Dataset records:
★ ★ ★
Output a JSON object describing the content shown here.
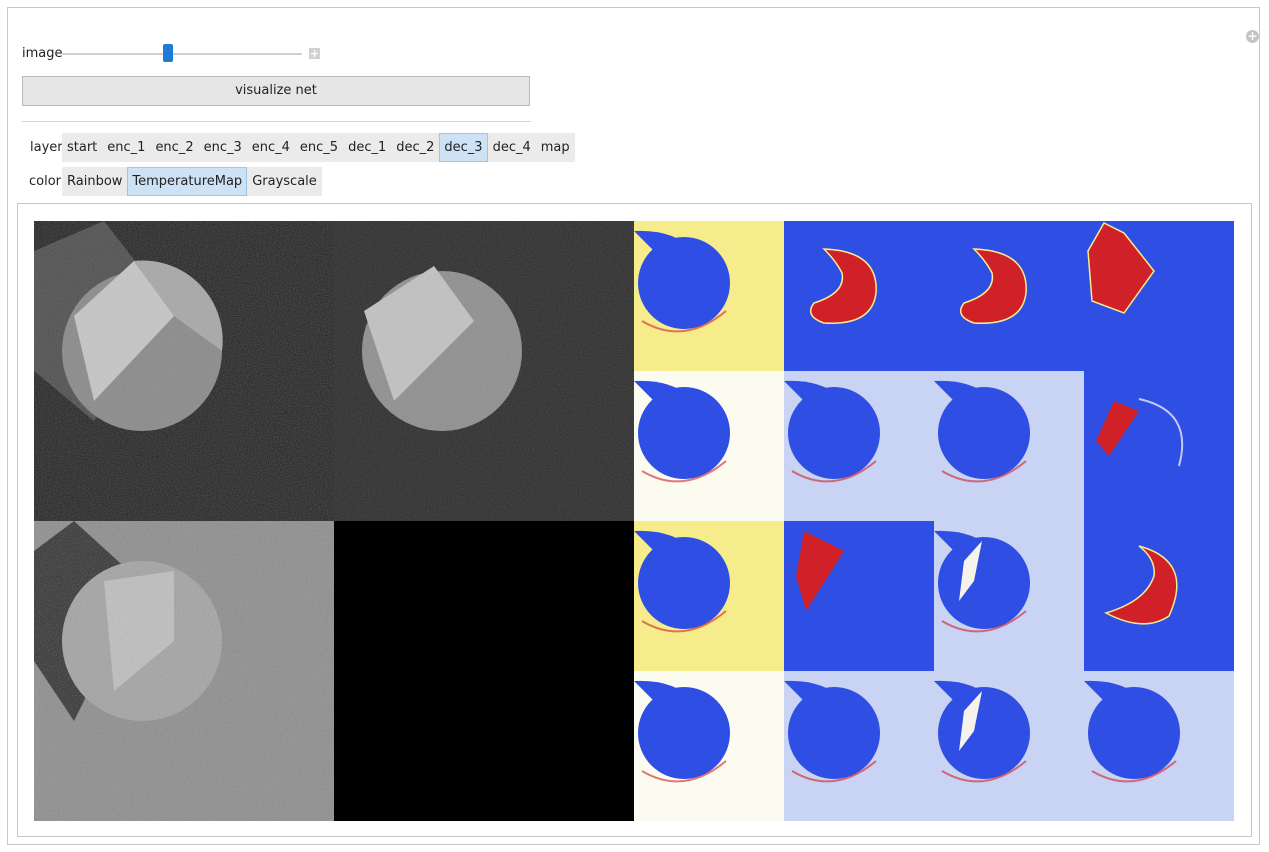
{
  "controls": {
    "image_label": "image",
    "image_slider_value": 0.45,
    "visualize_label": "visualize net",
    "layer_label": "layer",
    "layers": [
      "start",
      "enc_1",
      "enc_2",
      "enc_3",
      "enc_4",
      "enc_5",
      "dec_1",
      "dec_2",
      "dec_3",
      "dec_4",
      "map"
    ],
    "layer_selected": "dec_3",
    "color_label": "color",
    "colors": [
      "Rainbow",
      "TemperatureMap",
      "Grayscale"
    ],
    "color_selected": "TemperatureMap"
  },
  "icons": {
    "corner": "plus-circle-icon",
    "slider_expand": "plus-square-icon"
  },
  "palette": {
    "selected_bg": "#cde3f5",
    "slider_thumb": "#1e7bd6",
    "temp_blue": "#2f4ee3",
    "temp_red": "#cf2127",
    "temp_yellow": "#f7ec8c",
    "temp_white": "#fbfbf0"
  }
}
★ ★ ★
- TASK PROMPT
Copy each line of the listing that contains the string "TemperatureMap".

- ANSWER TO THIS TASK
      "TemperatureMap",
    "color_selected": "TemperatureMap"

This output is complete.